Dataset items
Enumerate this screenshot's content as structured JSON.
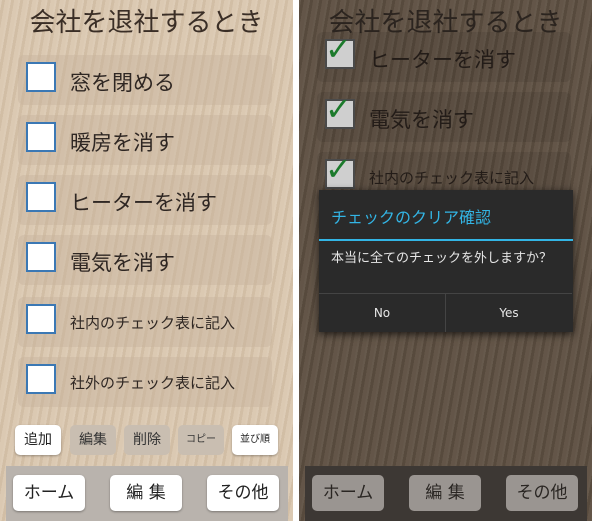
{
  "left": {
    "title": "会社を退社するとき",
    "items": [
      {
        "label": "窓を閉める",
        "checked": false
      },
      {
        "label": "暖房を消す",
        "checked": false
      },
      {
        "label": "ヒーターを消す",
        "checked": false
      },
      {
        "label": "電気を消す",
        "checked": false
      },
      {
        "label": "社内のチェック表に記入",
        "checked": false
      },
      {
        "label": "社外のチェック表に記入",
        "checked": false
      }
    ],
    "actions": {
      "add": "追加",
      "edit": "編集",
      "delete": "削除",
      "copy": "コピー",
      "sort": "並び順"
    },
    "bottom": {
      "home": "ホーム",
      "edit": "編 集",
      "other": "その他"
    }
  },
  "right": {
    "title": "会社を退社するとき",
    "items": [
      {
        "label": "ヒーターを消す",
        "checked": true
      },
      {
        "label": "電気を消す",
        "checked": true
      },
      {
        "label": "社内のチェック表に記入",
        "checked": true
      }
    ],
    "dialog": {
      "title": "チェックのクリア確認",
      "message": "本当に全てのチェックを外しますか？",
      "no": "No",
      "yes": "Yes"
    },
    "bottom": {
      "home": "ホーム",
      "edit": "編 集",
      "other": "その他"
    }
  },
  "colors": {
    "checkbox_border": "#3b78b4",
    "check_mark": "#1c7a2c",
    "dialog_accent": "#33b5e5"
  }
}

## What is required:
Using the material above, set down every line exactly, but skip the pictures.

## Response to the exercise:
Enumerate this screenshot's content as structured JSON.
{
  "left": {
    "title": "会社を退社するとき",
    "items": [
      {
        "label": "窓を閉める",
        "checked": false
      },
      {
        "label": "暖房を消す",
        "checked": false
      },
      {
        "label": "ヒーターを消す",
        "checked": false
      },
      {
        "label": "電気を消す",
        "checked": false
      },
      {
        "label": "社内のチェック表に記入",
        "checked": false
      },
      {
        "label": "社外のチェック表に記入",
        "checked": false
      }
    ],
    "actions": {
      "add": "追加",
      "edit": "編集",
      "delete": "削除",
      "copy": "コピー",
      "sort": "並び順"
    },
    "bottom": {
      "home": "ホーム",
      "edit": "編 集",
      "other": "その他"
    }
  },
  "right": {
    "title": "会社を退社するとき",
    "items": [
      {
        "label": "ヒーターを消す",
        "checked": true
      },
      {
        "label": "電気を消す",
        "checked": true
      },
      {
        "label": "社内のチェック表に記入",
        "checked": true
      }
    ],
    "dialog": {
      "title": "チェックのクリア確認",
      "message": "本当に全てのチェックを外しますか？",
      "no": "No",
      "yes": "Yes"
    },
    "bottom": {
      "home": "ホーム",
      "edit": "編 集",
      "other": "その他"
    }
  },
  "colors": {
    "checkbox_border": "#3b78b4",
    "check_mark": "#1c7a2c",
    "dialog_accent": "#33b5e5"
  }
}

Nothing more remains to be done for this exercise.